--- begin EXCERPTED DATA ---
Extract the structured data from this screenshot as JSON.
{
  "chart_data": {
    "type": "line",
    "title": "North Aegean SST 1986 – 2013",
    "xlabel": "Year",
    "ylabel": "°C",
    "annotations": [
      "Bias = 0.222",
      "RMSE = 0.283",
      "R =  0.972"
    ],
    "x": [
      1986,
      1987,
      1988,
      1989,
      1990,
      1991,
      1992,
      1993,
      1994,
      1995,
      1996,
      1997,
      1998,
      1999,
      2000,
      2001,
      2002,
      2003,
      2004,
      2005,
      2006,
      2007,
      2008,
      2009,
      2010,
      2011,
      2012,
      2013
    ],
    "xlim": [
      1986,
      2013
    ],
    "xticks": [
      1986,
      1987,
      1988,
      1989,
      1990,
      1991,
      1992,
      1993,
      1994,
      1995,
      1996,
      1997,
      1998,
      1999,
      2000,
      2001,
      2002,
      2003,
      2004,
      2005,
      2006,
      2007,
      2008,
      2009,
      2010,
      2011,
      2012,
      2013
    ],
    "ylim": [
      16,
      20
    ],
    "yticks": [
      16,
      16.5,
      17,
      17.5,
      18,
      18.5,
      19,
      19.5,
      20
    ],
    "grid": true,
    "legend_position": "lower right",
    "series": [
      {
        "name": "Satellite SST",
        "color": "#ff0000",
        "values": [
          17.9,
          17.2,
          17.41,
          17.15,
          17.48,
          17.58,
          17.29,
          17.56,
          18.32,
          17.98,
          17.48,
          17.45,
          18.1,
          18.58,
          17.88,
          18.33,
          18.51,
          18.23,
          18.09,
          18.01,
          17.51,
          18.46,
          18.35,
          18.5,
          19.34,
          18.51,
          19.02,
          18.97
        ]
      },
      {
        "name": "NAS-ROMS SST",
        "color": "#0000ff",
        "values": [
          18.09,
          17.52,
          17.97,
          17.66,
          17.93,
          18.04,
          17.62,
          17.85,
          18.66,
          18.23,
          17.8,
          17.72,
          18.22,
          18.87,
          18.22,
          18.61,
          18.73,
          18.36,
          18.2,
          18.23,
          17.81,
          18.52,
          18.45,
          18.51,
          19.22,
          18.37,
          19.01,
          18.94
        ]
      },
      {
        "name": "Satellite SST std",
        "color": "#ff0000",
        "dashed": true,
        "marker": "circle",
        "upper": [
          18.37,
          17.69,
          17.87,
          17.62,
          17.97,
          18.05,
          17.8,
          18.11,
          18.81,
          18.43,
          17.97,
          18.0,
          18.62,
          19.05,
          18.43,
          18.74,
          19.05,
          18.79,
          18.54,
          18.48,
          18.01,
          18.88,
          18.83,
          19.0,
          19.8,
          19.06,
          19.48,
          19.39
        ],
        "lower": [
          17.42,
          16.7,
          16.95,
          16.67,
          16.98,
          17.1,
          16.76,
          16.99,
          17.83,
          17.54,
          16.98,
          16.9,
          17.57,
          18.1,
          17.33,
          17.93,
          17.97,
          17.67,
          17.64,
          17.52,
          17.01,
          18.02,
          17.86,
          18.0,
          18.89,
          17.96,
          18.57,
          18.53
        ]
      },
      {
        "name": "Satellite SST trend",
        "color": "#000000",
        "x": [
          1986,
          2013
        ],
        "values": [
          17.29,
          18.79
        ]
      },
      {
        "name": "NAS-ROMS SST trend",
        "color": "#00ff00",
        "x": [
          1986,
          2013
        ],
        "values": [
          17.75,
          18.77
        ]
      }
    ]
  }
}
--- end EXCERPTED DATA ---
--- begin EXCERPTED DATA ---
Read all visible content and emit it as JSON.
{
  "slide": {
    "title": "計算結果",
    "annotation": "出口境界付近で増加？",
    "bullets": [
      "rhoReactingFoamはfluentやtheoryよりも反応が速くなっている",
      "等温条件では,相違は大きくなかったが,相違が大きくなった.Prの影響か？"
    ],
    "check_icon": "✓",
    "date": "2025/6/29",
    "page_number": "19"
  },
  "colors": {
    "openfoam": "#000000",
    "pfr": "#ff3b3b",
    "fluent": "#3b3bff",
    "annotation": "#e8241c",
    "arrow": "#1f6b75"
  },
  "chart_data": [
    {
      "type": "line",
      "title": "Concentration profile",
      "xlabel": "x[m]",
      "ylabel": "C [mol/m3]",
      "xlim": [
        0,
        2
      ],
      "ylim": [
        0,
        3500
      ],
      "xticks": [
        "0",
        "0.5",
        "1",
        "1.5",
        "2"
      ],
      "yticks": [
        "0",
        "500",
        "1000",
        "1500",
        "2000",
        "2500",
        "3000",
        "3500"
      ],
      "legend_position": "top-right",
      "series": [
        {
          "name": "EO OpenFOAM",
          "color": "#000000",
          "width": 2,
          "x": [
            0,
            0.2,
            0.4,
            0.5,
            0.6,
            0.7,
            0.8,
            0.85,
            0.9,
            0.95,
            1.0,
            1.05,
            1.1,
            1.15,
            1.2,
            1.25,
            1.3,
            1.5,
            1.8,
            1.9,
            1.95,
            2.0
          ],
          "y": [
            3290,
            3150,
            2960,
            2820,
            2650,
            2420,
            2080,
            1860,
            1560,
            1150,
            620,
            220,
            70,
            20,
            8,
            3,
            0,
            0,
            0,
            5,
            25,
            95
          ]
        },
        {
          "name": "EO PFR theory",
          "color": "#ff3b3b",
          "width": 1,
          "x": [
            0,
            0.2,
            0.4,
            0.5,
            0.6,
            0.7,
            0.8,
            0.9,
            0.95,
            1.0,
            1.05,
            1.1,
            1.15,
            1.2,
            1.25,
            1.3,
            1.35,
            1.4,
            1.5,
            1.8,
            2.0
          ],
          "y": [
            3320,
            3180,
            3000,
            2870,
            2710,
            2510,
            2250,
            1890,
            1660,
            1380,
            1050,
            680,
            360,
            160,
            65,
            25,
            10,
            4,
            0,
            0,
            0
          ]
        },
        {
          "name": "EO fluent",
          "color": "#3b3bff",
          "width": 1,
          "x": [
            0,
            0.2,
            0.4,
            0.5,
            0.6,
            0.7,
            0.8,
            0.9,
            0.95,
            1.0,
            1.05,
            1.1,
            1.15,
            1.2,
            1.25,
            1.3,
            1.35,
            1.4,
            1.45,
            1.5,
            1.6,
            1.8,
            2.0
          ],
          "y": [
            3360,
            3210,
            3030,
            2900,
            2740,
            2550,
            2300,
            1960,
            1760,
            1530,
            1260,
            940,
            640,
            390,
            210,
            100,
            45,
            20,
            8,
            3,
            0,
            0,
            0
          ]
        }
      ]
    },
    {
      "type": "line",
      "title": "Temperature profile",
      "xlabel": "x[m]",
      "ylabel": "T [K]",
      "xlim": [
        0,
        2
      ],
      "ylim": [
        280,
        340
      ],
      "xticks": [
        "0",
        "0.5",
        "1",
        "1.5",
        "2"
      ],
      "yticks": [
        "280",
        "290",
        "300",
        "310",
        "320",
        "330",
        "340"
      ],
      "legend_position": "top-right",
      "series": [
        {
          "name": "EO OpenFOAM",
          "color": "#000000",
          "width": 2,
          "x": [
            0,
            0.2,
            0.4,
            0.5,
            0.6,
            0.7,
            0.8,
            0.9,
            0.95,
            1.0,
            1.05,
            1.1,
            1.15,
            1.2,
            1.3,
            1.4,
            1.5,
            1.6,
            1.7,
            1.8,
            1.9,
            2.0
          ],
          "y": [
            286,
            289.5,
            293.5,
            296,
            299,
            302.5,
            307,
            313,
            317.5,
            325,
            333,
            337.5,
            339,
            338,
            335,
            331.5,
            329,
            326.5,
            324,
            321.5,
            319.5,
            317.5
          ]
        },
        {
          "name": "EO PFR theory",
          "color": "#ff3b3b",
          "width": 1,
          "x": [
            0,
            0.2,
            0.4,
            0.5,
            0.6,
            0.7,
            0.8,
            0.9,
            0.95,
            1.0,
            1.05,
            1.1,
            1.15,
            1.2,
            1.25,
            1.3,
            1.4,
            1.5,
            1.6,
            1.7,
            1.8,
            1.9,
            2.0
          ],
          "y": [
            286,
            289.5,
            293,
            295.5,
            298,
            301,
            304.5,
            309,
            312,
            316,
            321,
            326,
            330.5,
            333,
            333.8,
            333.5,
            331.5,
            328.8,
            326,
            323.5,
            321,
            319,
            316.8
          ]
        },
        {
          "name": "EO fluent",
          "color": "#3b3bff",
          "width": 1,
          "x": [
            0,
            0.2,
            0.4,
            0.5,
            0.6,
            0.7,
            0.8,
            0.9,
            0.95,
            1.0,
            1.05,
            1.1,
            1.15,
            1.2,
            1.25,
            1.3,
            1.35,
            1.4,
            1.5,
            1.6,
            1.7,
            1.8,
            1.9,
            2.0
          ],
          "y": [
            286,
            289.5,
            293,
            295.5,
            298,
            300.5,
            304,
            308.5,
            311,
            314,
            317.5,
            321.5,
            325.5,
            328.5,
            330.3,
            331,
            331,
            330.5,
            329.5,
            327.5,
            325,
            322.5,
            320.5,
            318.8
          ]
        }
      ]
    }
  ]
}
--- end EXCERPTED DATA ---
In the records above, how many lines contain the string "ROMS"? State that number only.

2